» **Material to process**
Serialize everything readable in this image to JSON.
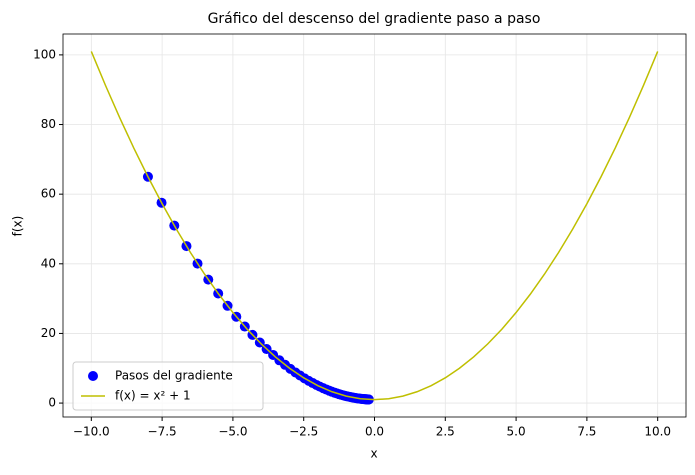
{
  "chart_data": {
    "type": "scatter",
    "title": "Gráfico del descenso del gradiente paso a paso",
    "x_label": "x",
    "y_label": "f(x)",
    "series": [
      {
        "name": "Pasos del gradiente",
        "type": "scatter",
        "color": "#0000ff",
        "x": [
          -8,
          -7.52,
          -7.07,
          -6.64,
          -6.25,
          -5.87,
          -5.52,
          -5.19,
          -4.88,
          -4.58,
          -4.31,
          -4.05,
          -3.81,
          -3.58,
          -3.36,
          -3.16,
          -2.97,
          -2.79,
          -2.63,
          -2.47,
          -2.32,
          -2.18,
          -2.05,
          -1.93,
          -1.81,
          -1.7,
          -1.6,
          -1.51,
          -1.41,
          -1.33,
          -1.25,
          -1.18,
          -1.1,
          -1.04,
          -0.98,
          -0.92,
          -0.86,
          -0.81,
          -0.76,
          -0.72,
          -0.67,
          -0.63,
          -0.59,
          -0.56,
          -0.53,
          -0.49,
          -0.46,
          -0.44,
          -0.41,
          -0.39,
          -0.36,
          -0.34,
          -0.32,
          -0.3,
          -0.28,
          -0.27,
          -0.25,
          -0.24,
          -0.22,
          -0.21,
          -0.2
        ],
        "values": [
          65,
          57.55,
          50.98,
          45.09,
          40.06,
          35.46,
          31.47,
          27.94,
          24.81,
          21.98,
          19.58,
          17.4,
          15.52,
          13.82,
          12.29,
          10.99,
          9.82,
          8.78,
          7.92,
          7.1,
          6.38,
          5.75,
          5.2,
          4.72,
          4.28,
          3.89,
          3.56,
          3.28,
          2.99,
          2.77,
          2.56,
          2.39,
          2.21,
          2.08,
          1.96,
          1.85,
          1.74,
          1.66,
          1.58,
          1.52,
          1.45,
          1.4,
          1.35,
          1.31,
          1.28,
          1.24,
          1.21,
          1.19,
          1.17,
          1.15,
          1.13,
          1.12,
          1.1,
          1.09,
          1.08,
          1.07,
          1.06,
          1.06,
          1.05,
          1.04,
          1.04
        ]
      },
      {
        "name": "f(x) = x² + 1",
        "type": "line",
        "color": "#bfbf00",
        "x": [
          -10,
          -9.5,
          -9,
          -8.5,
          -8,
          -7.5,
          -7,
          -6.5,
          -6,
          -5.5,
          -5,
          -4.5,
          -4,
          -3.5,
          -3,
          -2.5,
          -2,
          -1.5,
          -1,
          -0.5,
          0,
          0.5,
          1,
          1.5,
          2,
          2.5,
          3,
          3.5,
          4,
          4.5,
          5,
          5.5,
          6,
          6.5,
          7,
          7.5,
          8,
          8.5,
          9,
          9.5,
          10
        ],
        "values": [
          101,
          91.25,
          82,
          73.25,
          65,
          57.25,
          50,
          43.25,
          37,
          31.25,
          26,
          21.25,
          17,
          13.25,
          10,
          7.25,
          5,
          3.25,
          2,
          1.25,
          1,
          1.25,
          2,
          3.25,
          5,
          7.25,
          10,
          13.25,
          17,
          21.25,
          26,
          31.25,
          37,
          43.25,
          50,
          57.25,
          65,
          73.25,
          82,
          91.25,
          101
        ]
      }
    ],
    "xlim": [
      -11,
      11
    ],
    "xticks": [
      {
        "value": -10,
        "label": "−10.0"
      },
      {
        "value": -7.5,
        "label": "−7.5"
      },
      {
        "value": -5,
        "label": "−5.0"
      },
      {
        "value": -2.5,
        "label": "−2.5"
      },
      {
        "value": 0,
        "label": "0.0"
      },
      {
        "value": 2.5,
        "label": "2.5"
      },
      {
        "value": 5,
        "label": "5.0"
      },
      {
        "value": 7.5,
        "label": "7.5"
      },
      {
        "value": 10,
        "label": "10.0"
      }
    ],
    "ylim": [
      -4,
      106
    ],
    "yticks": [
      0,
      20,
      40,
      60,
      80,
      100
    ],
    "grid": true,
    "legend": "lower left"
  }
}
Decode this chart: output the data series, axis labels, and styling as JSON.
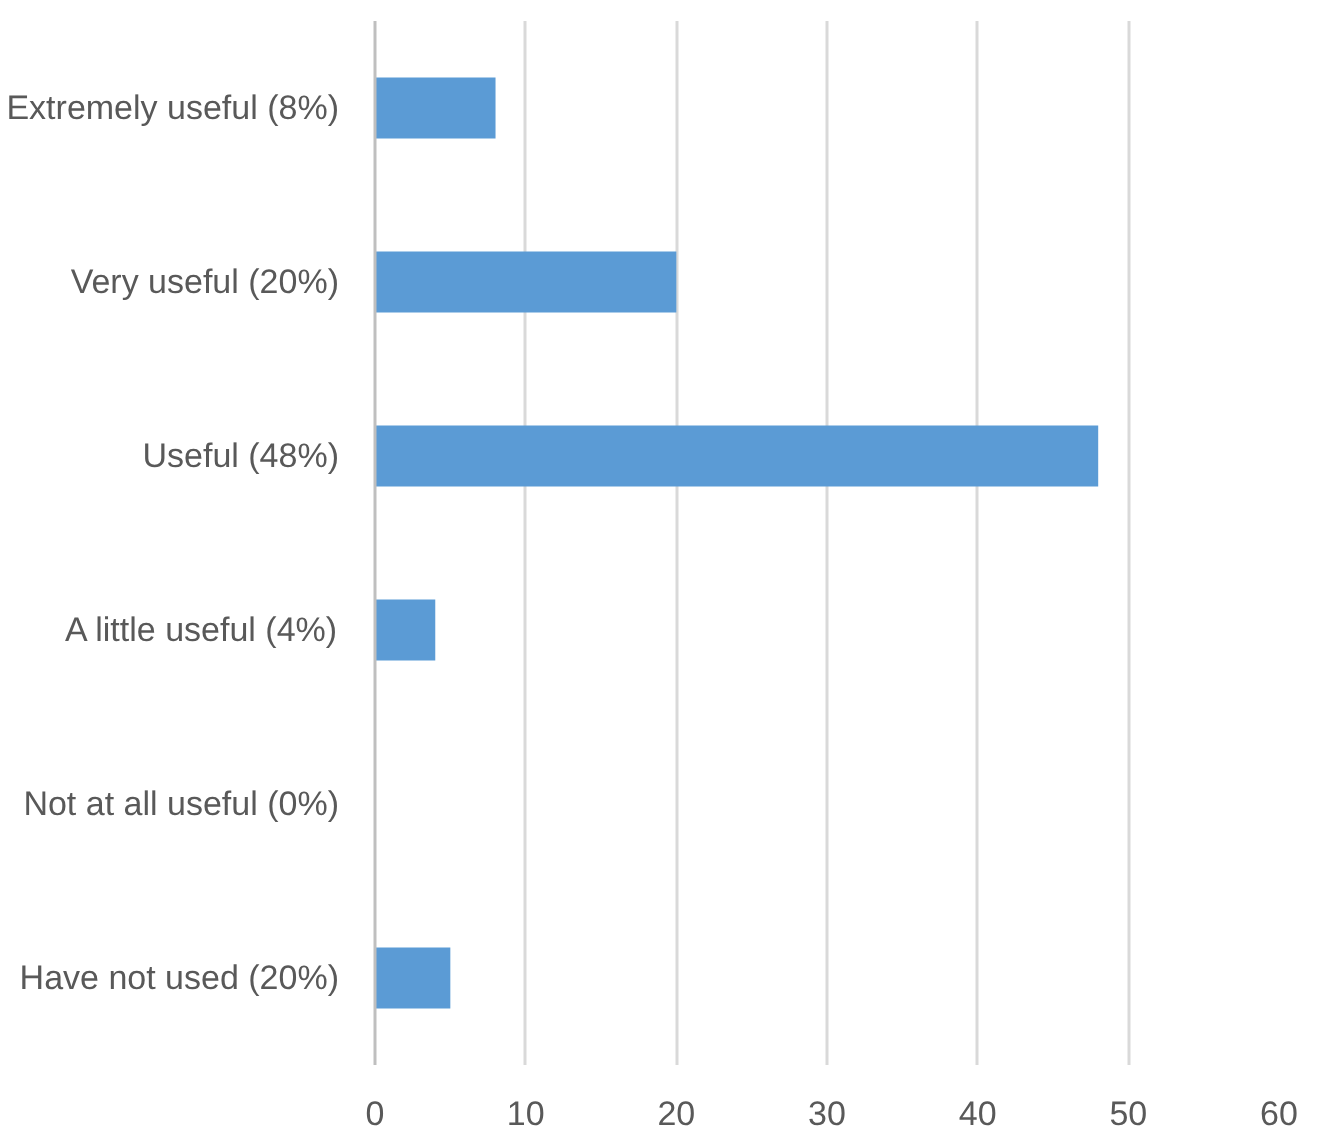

» **Exercise**
Reproduce each entry verbatim, excluding any embedded images.

» **Result of this task**
Serialize everything readable in this image to JSON.
{
  "chart_data": {
    "type": "scatter",
    "title": "Gráfico del descenso del gradiente paso a paso",
    "x_label": "x",
    "y_label": "f(x)",
    "series": [
      {
        "name": "Pasos del gradiente",
        "type": "scatter",
        "color": "#0000ff",
        "x": [
          -8,
          -7.52,
          -7.07,
          -6.64,
          -6.25,
          -5.87,
          -5.52,
          -5.19,
          -4.88,
          -4.58,
          -4.31,
          -4.05,
          -3.81,
          -3.58,
          -3.36,
          -3.16,
          -2.97,
          -2.79,
          -2.63,
          -2.47,
          -2.32,
          -2.18,
          -2.05,
          -1.93,
          -1.81,
          -1.7,
          -1.6,
          -1.51,
          -1.41,
          -1.33,
          -1.25,
          -1.18,
          -1.1,
          -1.04,
          -0.98,
          -0.92,
          -0.86,
          -0.81,
          -0.76,
          -0.72,
          -0.67,
          -0.63,
          -0.59,
          -0.56,
          -0.53,
          -0.49,
          -0.46,
          -0.44,
          -0.41,
          -0.39,
          -0.36,
          -0.34,
          -0.32,
          -0.3,
          -0.28,
          -0.27,
          -0.25,
          -0.24,
          -0.22,
          -0.21,
          -0.2
        ],
        "values": [
          65,
          57.55,
          50.98,
          45.09,
          40.06,
          35.46,
          31.47,
          27.94,
          24.81,
          21.98,
          19.58,
          17.4,
          15.52,
          13.82,
          12.29,
          10.99,
          9.82,
          8.78,
          7.92,
          7.1,
          6.38,
          5.75,
          5.2,
          4.72,
          4.28,
          3.89,
          3.56,
          3.28,
          2.99,
          2.77,
          2.56,
          2.39,
          2.21,
          2.08,
          1.96,
          1.85,
          1.74,
          1.66,
          1.58,
          1.52,
          1.45,
          1.4,
          1.35,
          1.31,
          1.28,
          1.24,
          1.21,
          1.19,
          1.17,
          1.15,
          1.13,
          1.12,
          1.1,
          1.09,
          1.08,
          1.07,
          1.06,
          1.06,
          1.05,
          1.04,
          1.04
        ]
      },
      {
        "name": "f(x) = x² + 1",
        "type": "line",
        "color": "#bfbf00",
        "x": [
          -10,
          -9.5,
          -9,
          -8.5,
          -8,
          -7.5,
          -7,
          -6.5,
          -6,
          -5.5,
          -5,
          -4.5,
          -4,
          -3.5,
          -3,
          -2.5,
          -2,
          -1.5,
          -1,
          -0.5,
          0,
          0.5,
          1,
          1.5,
          2,
          2.5,
          3,
          3.5,
          4,
          4.5,
          5,
          5.5,
          6,
          6.5,
          7,
          7.5,
          8,
          8.5,
          9,
          9.5,
          10
        ],
        "values": [
          101,
          91.25,
          82,
          73.25,
          65,
          57.25,
          50,
          43.25,
          37,
          31.25,
          26,
          21.25,
          17,
          13.25,
          10,
          7.25,
          5,
          3.25,
          2,
          1.25,
          1,
          1.25,
          2,
          3.25,
          5,
          7.25,
          10,
          13.25,
          17,
          21.25,
          26,
          31.25,
          37,
          43.25,
          50,
          57.25,
          65,
          73.25,
          82,
          91.25,
          101
        ]
      }
    ],
    "xlim": [
      -11,
      11
    ],
    "xticks": [
      {
        "value": -10,
        "label": "−10.0"
      },
      {
        "value": -7.5,
        "label": "−7.5"
      },
      {
        "value": -5,
        "label": "−5.0"
      },
      {
        "value": -2.5,
        "label": "−2.5"
      },
      {
        "value": 0,
        "label": "0.0"
      },
      {
        "value": 2.5,
        "label": "2.5"
      },
      {
        "value": 5,
        "label": "5.0"
      },
      {
        "value": 7.5,
        "label": "7.5"
      },
      {
        "value": 10,
        "label": "10.0"
      }
    ],
    "ylim": [
      -4,
      106
    ],
    "yticks": [
      0,
      20,
      40,
      60,
      80,
      100
    ],
    "grid": true,
    "legend": "lower left"
  }
}
Decode this chart: output the data series, axis labels, and styling as JSON.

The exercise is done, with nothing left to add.